What this task involves ::
Tally all lines containing the word "功效解析". Give the number alone.
Supplied data start
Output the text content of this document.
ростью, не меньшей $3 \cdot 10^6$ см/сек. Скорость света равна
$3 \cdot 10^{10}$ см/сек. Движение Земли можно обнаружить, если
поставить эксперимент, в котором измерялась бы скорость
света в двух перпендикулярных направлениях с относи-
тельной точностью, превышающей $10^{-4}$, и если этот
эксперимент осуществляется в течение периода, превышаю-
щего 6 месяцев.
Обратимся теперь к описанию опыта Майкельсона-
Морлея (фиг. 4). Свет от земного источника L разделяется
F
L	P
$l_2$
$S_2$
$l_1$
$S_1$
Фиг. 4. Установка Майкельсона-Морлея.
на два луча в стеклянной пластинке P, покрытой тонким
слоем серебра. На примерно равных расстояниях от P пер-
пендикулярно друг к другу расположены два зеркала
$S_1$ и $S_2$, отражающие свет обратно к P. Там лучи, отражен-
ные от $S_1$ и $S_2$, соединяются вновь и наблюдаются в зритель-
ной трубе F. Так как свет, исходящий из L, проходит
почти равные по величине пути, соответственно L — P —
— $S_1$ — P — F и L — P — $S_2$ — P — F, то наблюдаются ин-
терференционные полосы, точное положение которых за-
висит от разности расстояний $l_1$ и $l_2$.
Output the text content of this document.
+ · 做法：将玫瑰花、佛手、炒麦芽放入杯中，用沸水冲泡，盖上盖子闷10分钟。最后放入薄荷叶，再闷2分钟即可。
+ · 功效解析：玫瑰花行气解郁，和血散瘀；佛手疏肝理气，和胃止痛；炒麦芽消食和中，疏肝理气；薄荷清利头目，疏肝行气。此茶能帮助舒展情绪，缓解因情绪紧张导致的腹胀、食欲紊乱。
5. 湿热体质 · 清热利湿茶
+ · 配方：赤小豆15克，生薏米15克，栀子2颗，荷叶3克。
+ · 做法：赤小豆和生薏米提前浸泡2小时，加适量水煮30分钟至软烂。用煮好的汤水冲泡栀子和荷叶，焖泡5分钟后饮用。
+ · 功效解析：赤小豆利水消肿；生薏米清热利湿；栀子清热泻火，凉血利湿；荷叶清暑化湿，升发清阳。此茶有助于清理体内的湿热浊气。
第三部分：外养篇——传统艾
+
Supplied data end
Problem solution ::
2